### READING TEXT
· · ·

- Months after working on a contact tracing app NHS, the UK dropped the idea.
- It said it would work with Apple-Google to work on an exposure Notification-like app.
- Apple has said it is not aware of any such app.
Days after the UK abandoned its organic contact-tracing app by the National Health Service (NHS) and announced that it would work with tech giants Apple and Google to work on a hybrid app, Apple has said it is completely unaware of any such app.
In the backdrop of COVID 19 with contact-tracing apps becoming a part of the new normal, Apple and Google have been working on its Exposure Notification app which is to be rolled out soon. Exposure Notification app goes big on privacy and is open-sourced.
Matt Hancock, the UK's Secretary of State for Health and Social Care had announced that the UK government would be working with Apple and Google to create a hybrid version of its contact-tracing app. He said that the hybrid app would use its homegrown distance measuring technology with companies' exposure notification technology.
"We've agreed to join forces with Google and Apple, to bring the best bits of both systems together," the BBC quoted Hancock as saying.
However, Apple expressed surprise at this and said it was not aware of any such hybrid model. "We don't know what they mean by this hybrid model. They haven't spoken to us about it," Apple told the BBC. Apple has said that it was not sure about the claims by the UK government as there was no communication from their side. "It is difficult to understand what these claims are as they haven't spoken to us," The Times quoted Apple.
Although, a report by The Guardian quoted Google saying: "We welcome the announcement from the UK government today. We have developed an Exposure Notification API with Apple based on consultation with public health experts around the world, including in the UK, to ensure that our efforts are useful to authorities as they build their own apps to limit the spread of Covid-19 while ensuring privacy and security are central to the design."
The report stated that three contracts worth £4.8m were awarded to the developer VMWare Pivotal Labs for work on the NHS app.
The idea behind the NHS app was that it would trace anybody who showed coronavirus symptoms by using Bluetooth connectivity and notify them to self-isolate. The version of the contact tracing app was not supported by Apple and Google.
The NHS app only recognised 4 per cent of Apple phones and 75 per cent of Google Android devices during testing on the Isle of Wight, the report stated.

· · ·

### WHAT TO WORK ON
In the news article, which developer was awarded three contracts worth £4.8m for work on the NHS app?

· · ·

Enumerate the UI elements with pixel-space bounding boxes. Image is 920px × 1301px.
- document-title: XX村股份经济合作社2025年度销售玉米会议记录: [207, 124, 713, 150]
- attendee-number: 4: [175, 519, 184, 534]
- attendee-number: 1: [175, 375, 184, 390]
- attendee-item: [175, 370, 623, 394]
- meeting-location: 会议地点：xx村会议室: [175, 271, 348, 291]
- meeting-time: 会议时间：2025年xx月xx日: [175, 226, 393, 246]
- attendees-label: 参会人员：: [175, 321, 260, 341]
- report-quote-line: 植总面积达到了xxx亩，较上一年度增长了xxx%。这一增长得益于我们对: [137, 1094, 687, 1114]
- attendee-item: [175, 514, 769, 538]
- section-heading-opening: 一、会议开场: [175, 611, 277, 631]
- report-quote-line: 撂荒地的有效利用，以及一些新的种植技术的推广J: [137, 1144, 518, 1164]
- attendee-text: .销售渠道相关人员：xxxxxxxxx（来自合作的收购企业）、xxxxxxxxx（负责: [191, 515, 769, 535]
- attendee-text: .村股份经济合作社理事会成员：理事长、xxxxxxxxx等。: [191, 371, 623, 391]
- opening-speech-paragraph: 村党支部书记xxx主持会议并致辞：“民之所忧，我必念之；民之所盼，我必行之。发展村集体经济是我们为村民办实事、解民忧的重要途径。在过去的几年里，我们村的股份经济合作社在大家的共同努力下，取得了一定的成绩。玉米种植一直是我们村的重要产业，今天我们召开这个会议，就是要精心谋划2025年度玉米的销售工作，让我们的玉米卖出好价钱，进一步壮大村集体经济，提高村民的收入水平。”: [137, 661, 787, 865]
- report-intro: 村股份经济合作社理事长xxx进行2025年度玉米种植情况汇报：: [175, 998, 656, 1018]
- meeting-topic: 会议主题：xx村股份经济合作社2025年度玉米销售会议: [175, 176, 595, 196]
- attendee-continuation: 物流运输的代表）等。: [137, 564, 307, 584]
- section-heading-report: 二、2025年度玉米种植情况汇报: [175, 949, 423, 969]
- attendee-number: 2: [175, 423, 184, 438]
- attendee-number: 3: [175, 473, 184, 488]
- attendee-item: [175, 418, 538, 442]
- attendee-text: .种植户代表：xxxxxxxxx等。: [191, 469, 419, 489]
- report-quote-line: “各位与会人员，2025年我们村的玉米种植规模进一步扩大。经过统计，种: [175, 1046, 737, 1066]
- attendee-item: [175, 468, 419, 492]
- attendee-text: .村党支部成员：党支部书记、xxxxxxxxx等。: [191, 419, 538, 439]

· · ·

### FINISHED TASK
VMWare Pivotal Labs